◆ **TASK STATEMENT**
Copy, from the entries below, each line where the word "frac" can be found.

[Start of RECORDS SHOWN]

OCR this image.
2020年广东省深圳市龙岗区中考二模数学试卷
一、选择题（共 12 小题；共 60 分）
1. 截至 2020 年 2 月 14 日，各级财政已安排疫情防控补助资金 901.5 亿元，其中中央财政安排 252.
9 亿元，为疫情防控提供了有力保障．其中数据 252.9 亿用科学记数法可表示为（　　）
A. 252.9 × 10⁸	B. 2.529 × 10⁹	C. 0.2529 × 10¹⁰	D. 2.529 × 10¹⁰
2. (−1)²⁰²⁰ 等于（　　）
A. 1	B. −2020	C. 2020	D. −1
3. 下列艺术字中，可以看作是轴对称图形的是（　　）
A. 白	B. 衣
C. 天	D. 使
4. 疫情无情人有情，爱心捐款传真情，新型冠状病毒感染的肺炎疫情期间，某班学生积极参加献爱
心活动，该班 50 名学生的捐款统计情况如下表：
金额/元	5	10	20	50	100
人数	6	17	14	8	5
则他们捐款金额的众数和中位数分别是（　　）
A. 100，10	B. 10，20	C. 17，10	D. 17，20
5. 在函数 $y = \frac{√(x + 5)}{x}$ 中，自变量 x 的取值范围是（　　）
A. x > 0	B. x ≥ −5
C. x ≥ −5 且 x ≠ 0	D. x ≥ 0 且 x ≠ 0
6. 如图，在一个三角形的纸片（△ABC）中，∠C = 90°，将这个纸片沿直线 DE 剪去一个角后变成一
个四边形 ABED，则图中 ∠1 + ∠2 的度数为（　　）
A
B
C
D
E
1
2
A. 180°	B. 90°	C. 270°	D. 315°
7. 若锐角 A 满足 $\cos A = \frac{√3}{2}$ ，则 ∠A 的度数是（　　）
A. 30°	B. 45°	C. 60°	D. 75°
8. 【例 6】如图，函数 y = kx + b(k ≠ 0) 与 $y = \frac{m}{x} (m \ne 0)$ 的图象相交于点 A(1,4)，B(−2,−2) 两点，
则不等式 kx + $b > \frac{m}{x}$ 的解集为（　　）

[End of RECORDS SHOWN]

◆ **SOLVED PROBLEM**
5. 在函数 $y = \frac{√(x + 5)}{x}$ 中，自变量 x 的取值范围是（　　）
7. 若锐角 A 满足 $\cos A = \frac{√3}{2}$ ，则 ∠A 的度数是（　　）
8. 【例 6】如图，函数 y = kx + b(k ≠ 0) 与 $y = \frac{m}{x} (m \ne 0)$ 的图象相交于点 A(1,4)，B(−2,−2) 两点，
则不等式 kx + $b > \frac{m}{x}$ 的解集为（　　）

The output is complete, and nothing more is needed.